Directive:
Where a line contains the word "this", copy that line.

Raw records:
═══

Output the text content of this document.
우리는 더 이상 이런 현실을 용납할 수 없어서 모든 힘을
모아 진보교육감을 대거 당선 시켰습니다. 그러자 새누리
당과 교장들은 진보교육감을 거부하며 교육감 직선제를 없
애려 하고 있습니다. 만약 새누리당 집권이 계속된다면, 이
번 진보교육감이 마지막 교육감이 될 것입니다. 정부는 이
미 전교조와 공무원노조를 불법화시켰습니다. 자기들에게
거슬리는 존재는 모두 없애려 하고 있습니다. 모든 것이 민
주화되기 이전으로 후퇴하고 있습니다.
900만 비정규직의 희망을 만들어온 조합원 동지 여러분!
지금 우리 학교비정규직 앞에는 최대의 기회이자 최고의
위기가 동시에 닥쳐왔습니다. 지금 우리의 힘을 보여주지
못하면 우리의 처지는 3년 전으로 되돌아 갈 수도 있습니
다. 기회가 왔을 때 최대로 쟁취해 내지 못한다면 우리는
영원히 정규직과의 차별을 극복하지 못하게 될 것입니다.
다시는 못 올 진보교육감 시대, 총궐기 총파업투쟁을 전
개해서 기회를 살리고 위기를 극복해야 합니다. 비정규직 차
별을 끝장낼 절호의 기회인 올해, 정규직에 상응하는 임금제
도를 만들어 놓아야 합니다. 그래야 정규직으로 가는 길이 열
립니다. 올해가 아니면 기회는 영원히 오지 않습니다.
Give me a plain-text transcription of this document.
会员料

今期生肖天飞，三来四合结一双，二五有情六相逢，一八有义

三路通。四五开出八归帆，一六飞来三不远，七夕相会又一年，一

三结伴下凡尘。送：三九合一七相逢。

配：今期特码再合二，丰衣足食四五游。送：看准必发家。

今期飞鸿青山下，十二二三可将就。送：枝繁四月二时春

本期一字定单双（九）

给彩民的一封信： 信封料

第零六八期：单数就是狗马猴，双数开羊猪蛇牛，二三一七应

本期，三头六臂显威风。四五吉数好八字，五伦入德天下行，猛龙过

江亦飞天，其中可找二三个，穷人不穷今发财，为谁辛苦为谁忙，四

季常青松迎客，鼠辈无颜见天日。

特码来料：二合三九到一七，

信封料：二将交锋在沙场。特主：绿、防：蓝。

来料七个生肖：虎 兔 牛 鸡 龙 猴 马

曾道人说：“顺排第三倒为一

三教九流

═══

Expected output:
Output the text content of this document.
Give me a plain-text transcription of this document.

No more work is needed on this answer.